TASK INSTRUCTIONS ▸ Scan the lines below for the string "действий" and copy every one that has it.
= = = = =
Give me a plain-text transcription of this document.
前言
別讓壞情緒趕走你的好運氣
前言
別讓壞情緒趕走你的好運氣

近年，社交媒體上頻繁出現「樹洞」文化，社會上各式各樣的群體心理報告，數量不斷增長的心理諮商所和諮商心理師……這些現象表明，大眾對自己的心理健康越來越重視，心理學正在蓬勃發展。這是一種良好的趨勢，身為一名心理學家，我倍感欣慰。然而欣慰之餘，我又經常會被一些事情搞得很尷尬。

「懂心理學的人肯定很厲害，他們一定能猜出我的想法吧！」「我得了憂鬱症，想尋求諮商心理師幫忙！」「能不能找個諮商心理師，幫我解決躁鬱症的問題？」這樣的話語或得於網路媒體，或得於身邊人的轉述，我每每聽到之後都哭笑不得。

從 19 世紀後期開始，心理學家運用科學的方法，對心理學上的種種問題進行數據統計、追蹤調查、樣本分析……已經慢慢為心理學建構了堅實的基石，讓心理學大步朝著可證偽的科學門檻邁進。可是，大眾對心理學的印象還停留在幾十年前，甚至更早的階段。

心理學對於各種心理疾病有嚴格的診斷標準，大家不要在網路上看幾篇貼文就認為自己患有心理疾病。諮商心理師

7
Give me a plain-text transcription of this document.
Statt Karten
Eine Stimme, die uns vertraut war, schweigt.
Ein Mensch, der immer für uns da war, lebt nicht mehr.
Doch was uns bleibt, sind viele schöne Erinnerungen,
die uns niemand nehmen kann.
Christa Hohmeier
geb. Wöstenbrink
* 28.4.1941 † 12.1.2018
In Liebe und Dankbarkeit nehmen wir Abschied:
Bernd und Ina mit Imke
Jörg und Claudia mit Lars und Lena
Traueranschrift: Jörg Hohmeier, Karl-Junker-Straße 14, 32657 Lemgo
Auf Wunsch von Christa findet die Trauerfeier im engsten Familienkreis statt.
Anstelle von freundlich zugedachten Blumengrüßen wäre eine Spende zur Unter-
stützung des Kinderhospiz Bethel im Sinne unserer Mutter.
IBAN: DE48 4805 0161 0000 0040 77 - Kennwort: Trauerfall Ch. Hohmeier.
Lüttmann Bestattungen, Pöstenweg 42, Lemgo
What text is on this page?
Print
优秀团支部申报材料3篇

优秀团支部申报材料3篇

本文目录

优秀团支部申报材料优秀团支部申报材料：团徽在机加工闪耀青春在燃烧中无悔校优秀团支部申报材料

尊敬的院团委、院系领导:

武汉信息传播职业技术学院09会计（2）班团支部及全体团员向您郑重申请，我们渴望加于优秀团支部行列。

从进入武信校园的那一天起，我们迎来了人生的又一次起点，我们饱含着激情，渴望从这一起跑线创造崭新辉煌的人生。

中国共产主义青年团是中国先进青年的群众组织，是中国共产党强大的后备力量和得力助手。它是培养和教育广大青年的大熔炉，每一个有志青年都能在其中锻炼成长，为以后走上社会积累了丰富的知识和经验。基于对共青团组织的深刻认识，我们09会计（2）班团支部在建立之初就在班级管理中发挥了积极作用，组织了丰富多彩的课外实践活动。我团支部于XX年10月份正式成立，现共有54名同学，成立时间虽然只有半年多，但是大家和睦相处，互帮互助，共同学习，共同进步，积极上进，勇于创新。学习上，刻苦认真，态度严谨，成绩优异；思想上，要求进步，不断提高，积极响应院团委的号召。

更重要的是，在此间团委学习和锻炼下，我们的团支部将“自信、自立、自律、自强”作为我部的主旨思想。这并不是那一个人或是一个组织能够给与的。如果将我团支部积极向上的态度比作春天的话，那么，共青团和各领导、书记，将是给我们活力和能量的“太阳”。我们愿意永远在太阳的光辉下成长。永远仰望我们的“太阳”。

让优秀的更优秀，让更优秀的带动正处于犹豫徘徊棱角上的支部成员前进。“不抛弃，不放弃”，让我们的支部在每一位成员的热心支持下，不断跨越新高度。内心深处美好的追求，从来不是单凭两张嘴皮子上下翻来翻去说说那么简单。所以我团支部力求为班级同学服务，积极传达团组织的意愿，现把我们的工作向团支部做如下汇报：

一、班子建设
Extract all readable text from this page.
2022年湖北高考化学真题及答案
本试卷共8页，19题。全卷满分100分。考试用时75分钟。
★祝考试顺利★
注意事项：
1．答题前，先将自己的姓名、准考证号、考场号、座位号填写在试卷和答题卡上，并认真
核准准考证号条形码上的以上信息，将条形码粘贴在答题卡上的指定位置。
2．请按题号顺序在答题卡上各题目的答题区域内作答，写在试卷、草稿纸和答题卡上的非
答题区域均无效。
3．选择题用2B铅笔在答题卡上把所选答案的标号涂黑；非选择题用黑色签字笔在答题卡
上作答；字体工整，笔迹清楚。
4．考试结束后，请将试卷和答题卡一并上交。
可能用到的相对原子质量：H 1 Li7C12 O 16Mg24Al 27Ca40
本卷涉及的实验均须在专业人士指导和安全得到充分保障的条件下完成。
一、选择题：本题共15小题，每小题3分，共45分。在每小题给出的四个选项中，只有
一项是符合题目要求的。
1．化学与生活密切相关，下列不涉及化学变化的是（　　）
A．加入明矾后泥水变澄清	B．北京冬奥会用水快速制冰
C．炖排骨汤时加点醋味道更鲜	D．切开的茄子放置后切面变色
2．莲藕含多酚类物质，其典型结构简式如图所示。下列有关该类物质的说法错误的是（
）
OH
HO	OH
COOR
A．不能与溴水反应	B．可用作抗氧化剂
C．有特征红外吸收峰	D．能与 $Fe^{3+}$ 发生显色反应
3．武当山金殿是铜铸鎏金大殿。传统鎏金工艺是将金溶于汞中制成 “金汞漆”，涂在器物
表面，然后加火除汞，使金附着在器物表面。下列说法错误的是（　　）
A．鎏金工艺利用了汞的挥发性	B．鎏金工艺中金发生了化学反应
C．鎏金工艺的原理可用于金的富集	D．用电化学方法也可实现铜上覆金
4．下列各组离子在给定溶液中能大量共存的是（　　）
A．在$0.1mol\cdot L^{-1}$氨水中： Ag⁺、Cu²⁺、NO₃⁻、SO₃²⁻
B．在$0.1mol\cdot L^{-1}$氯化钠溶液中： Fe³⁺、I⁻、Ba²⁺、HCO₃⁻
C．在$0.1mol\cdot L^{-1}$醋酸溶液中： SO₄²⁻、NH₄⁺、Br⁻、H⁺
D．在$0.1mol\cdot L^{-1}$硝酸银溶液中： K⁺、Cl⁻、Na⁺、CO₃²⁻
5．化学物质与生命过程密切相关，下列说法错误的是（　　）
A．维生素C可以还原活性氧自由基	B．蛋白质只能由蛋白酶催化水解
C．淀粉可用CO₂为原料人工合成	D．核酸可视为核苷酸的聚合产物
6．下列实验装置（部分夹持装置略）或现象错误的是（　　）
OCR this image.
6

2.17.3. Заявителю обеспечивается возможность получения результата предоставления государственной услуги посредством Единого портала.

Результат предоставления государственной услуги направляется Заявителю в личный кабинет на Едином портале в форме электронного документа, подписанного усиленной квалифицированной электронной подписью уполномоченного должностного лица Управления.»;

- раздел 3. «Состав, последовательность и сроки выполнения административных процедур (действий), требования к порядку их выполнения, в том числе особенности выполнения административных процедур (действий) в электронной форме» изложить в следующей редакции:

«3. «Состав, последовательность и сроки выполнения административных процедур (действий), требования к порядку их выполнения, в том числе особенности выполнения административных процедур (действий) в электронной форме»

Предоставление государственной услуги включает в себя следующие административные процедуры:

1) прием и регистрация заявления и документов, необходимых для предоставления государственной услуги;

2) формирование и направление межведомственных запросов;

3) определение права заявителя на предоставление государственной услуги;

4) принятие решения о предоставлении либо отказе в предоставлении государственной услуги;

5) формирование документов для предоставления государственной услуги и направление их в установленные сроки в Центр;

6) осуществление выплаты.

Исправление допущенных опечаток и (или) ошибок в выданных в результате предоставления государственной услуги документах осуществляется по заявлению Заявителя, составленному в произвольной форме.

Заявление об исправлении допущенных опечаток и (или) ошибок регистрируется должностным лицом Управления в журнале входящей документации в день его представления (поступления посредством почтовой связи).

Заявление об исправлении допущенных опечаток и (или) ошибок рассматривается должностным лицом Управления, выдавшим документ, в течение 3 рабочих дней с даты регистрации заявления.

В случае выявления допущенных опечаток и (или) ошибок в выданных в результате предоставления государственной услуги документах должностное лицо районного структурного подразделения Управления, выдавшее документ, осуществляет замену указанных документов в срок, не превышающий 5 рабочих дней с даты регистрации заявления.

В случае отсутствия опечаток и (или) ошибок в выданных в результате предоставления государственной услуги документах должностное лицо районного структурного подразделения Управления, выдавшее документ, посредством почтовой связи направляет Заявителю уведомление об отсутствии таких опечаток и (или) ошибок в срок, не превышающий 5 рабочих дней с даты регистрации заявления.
= = = = =
OUTPUT ▸
- раздел 3. «Состав, последовательность и сроки выполнения административных процедур (действий), требования к порядку их выполнения, в том числе особенности выполнения административных процедур (действий) в электронной форме» изложить в следующей редакции:
«3. «Состав, последовательность и сроки выполнения административных процедур (действий), требования к порядку их выполнения, в том числе особенности выполнения административных процедур (действий) в электронной форме»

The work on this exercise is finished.